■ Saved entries
==========
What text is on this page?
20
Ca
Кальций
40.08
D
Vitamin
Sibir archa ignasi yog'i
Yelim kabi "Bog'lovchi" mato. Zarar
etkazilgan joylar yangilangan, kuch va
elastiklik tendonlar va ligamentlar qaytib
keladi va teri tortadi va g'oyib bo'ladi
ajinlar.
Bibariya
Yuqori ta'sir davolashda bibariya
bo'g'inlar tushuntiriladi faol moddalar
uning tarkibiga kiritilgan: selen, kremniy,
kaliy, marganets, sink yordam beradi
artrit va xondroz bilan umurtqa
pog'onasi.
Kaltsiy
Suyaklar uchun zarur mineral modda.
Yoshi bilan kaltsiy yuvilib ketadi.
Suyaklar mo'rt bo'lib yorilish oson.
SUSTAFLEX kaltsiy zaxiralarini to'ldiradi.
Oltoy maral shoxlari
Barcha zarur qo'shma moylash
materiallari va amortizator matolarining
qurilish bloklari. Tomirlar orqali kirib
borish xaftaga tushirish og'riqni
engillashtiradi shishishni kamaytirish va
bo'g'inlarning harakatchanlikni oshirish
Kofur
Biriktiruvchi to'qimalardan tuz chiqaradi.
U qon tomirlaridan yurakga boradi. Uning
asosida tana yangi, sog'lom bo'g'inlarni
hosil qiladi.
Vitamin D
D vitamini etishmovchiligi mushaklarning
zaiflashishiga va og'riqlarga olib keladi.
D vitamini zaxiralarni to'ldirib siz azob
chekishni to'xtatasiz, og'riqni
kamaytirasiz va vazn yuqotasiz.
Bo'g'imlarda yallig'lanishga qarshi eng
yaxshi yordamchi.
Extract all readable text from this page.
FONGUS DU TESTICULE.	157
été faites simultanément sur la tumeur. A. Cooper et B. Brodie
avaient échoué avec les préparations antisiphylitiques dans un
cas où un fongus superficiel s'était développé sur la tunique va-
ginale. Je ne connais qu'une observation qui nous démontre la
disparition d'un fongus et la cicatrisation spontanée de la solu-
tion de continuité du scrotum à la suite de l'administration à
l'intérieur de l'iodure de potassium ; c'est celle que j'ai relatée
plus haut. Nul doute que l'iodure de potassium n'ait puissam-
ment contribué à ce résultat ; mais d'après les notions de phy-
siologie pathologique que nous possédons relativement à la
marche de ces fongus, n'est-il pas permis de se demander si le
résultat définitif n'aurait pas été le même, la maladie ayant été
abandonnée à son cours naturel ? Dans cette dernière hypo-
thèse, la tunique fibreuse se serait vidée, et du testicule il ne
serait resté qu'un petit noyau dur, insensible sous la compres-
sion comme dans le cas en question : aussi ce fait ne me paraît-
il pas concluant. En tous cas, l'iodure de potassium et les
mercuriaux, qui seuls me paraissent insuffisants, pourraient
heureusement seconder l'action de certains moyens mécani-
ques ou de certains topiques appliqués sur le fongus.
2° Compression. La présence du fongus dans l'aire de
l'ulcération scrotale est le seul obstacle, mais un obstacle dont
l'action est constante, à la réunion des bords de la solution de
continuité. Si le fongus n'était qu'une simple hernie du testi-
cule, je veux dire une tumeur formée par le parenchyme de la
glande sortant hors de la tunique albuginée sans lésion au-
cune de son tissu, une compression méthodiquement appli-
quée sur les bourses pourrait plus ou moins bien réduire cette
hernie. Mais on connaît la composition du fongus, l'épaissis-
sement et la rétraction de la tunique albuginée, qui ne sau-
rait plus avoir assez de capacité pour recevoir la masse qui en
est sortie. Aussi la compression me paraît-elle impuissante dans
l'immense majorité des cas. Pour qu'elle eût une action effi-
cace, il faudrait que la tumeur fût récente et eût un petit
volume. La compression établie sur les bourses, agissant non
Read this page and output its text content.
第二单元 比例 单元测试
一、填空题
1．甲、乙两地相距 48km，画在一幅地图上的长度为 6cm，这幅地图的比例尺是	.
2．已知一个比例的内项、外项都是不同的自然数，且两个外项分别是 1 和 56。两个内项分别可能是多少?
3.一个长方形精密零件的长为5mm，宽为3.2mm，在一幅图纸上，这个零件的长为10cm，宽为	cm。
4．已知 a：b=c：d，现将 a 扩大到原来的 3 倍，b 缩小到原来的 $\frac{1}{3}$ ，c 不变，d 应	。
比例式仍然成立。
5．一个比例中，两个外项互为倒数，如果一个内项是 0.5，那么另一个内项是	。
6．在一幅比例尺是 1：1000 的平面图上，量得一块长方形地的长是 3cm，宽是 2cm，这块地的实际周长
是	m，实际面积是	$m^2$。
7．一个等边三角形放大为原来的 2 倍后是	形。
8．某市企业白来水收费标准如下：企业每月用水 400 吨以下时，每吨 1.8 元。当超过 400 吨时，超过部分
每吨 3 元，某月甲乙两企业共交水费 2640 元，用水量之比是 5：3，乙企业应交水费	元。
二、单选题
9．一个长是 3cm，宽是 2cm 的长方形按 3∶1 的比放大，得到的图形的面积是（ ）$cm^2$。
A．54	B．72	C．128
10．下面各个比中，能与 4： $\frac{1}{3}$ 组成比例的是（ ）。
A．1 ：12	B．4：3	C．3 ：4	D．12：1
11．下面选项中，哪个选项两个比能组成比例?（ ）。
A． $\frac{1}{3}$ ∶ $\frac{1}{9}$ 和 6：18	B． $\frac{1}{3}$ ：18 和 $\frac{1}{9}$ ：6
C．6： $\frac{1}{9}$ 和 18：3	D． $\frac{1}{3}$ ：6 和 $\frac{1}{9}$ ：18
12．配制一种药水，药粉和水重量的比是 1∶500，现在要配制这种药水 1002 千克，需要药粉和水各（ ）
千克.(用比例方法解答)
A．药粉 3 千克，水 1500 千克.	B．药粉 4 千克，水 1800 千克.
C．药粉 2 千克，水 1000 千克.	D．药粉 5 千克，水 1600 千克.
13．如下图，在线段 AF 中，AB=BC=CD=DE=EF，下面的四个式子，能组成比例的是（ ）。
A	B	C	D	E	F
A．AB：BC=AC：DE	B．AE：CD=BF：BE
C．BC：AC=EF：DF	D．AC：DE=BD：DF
==========
Please quote every record above exactly as it appears.

■ EXERCISE SOLUTION
What text is on this page?
20
Ca
Кальций
40.08
D
Vitamin
Sibir archa ignasi yog'i
Yelim kabi "Bog'lovchi" mato. Zarar
etkazilgan joylar yangilangan, kuch va
elastiklik tendonlar va ligamentlar qaytib
keladi va teri tortadi va g'oyib bo'ladi
ajinlar.
Bibariya
Yuqori ta'sir davolashda bibariya
bo'g'inlar tushuntiriladi faol moddalar
uning tarkibiga kiritilgan: selen, kremniy,
kaliy, marganets, sink yordam beradi
artrit va xondroz bilan umurtqa
pog'onasi.
Kaltsiy
Suyaklar uchun zarur mineral modda.
Yoshi bilan kaltsiy yuvilib ketadi.
Suyaklar mo'rt bo'lib yorilish oson.
SUSTAFLEX kaltsiy zaxiralarini to'ldiradi.
Oltoy maral shoxlari
Barcha zarur qo'shma moylash
materiallari va amortizator matolarining
qurilish bloklari. Tomirlar orqali kirib
borish xaftaga tushirish og'riqni
engillashtiradi shishishni kamaytirish va
bo'g'inlarning harakatchanlikni oshirish
Kofur
Biriktiruvchi to'qimalardan tuz chiqaradi.
U qon tomirlaridan yurakga boradi. Uning
asosida tana yangi, sog'lom bo'g'inlarni
hosil qiladi.
Vitamin D
D vitamini etishmovchiligi mushaklarning
zaiflashishiga va og'riqlarga olib keladi.
D vitamini zaxiralarni to'ldirib siz azob
chekishni to'xtatasiz, og'riqni
kamaytirasiz va vazn yuqotasiz.
Bo'g'imlarda yallig'lanishga qarshi eng
yaxshi yordamchi.
Extract all readable text from this page.
FONGUS DU TESTICULE.	157
été faites simultanément sur la tumeur. A. Cooper et B. Brodie
avaient échoué avec les préparations antisiphylitiques dans un
cas où un fongus superficiel s'était développé sur la tunique va-
ginale. Je ne connais qu'une observation qui nous démontre la
disparition d'un fongus et la cicatrisation spontanée de la solu-
tion de continuité du scrotum à la suite de l'administration à
l'intérieur de l'iodure de potassium ; c'est celle que j'ai relatée
plus haut. Nul doute que l'iodure de potassium n'ait puissam-
ment contribué à ce résultat ; mais d'après les notions de phy-
siologie pathologique que nous possédons relativement à la
marche de ces fongus, n'est-il pas permis de se demander si le
résultat définitif n'aurait pas été le même, la maladie ayant été
abandonnée à son cours naturel ? Dans cette dernière hypo-
thèse, la tunique fibreuse se serait vidée, et du testicule il ne
serait resté qu'un petit noyau dur, insensible sous la compres-
sion comme dans le cas en question : aussi ce fait ne me paraît-
il pas concluant. En tous cas, l'iodure de potassium et les
mercuriaux, qui seuls me paraissent insuffisants, pourraient
heureusement seconder l'action de certains moyens mécani-
ques ou de certains topiques appliqués sur le fongus.
2° Compression. La présence du fongus dans l'aire de
l'ulcération scrotale est le seul obstacle, mais un obstacle dont
l'action est constante, à la réunion des bords de la solution de
continuité. Si le fongus n'était qu'une simple hernie du testi-
cule, je veux dire une tumeur formée par le parenchyme de la
glande sortant hors de la tunique albuginée sans lésion au-
cune de son tissu, une compression méthodiquement appli-
quée sur les bourses pourrait plus ou moins bien réduire cette
hernie. Mais on connaît la composition du fongus, l'épaissis-
sement et la rétraction de la tunique albuginée, qui ne sau-
rait plus avoir assez de capacité pour recevoir la masse qui en
est sortie. Aussi la compression me paraît-elle impuissante dans
l'immense majorité des cas. Pour qu'elle eût une action effi-
cace, il faudrait que la tumeur fût récente et eût un petit
volume. La compression établie sur les bourses, agissant non
Read this page and output its text content.
第二单元 比例 单元测试
一、填空题
1．甲、乙两地相距 48km，画在一幅地图上的长度为 6cm，这幅地图的比例尺是	.
2．已知一个比例的内项、外项都是不同的自然数，且两个外项分别是 1 和 56。两个内项分别可能是多少?
3.一个长方形精密零件的长为5mm，宽为3.2mm，在一幅图纸上，这个零件的长为10cm，宽为	cm。
4．已知 a：b=c：d，现将 a 扩大到原来的 3 倍，b 缩小到原来的 $\frac{1}{3}$ ，c 不变，d 应	。
比例式仍然成立。
5．一个比例中，两个外项互为倒数，如果一个内项是 0.5，那么另一个内项是	。
6．在一幅比例尺是 1：1000 的平面图上，量得一块长方形地的长是 3cm，宽是 2cm，这块地的实际周长
是	m，实际面积是	$m^2$。
7．一个等边三角形放大为原来的 2 倍后是	形。
8．某市企业白来水收费标准如下：企业每月用水 400 吨以下时，每吨 1.8 元。当超过 400 吨时，超过部分
每吨 3 元，某月甲乙两企业共交水费 2640 元，用水量之比是 5：3，乙企业应交水费	元。
二、单选题
9．一个长是 3cm，宽是 2cm 的长方形按 3∶1 的比放大，得到的图形的面积是（ ）$cm^2$。
A．54	B．72	C．128
10．下面各个比中，能与 4： $\frac{1}{3}$ 组成比例的是（ ）。
A．1 ：12	B．4：3	C．3 ：4	D．12：1
11．下面选项中，哪个选项两个比能组成比例?（ ）。
A． $\frac{1}{3}$ ∶ $\frac{1}{9}$ 和 6：18	B． $\frac{1}{3}$ ：18 和 $\frac{1}{9}$ ：6
C．6： $\frac{1}{9}$ 和 18：3	D． $\frac{1}{3}$ ：6 和 $\frac{1}{9}$ ：18
12．配制一种药水，药粉和水重量的比是 1∶500，现在要配制这种药水 1002 千克，需要药粉和水各（ ）
千克.(用比例方法解答)
A．药粉 3 千克，水 1500 千克.	B．药粉 4 千克，水 1800 千克.
C．药粉 2 千克，水 1000 千克.	D．药粉 5 千克，水 1600 千克.
13．如下图，在线段 AF 中，AB=BC=CD=DE=EF，下面的四个式子，能组成比例的是（ ）。
A	B	C	D	E	F
A．AB：BC=AC：DE	B．AE：CD=BF：BE
C．BC：AC=EF：DF	D．AC：DE=BD：DF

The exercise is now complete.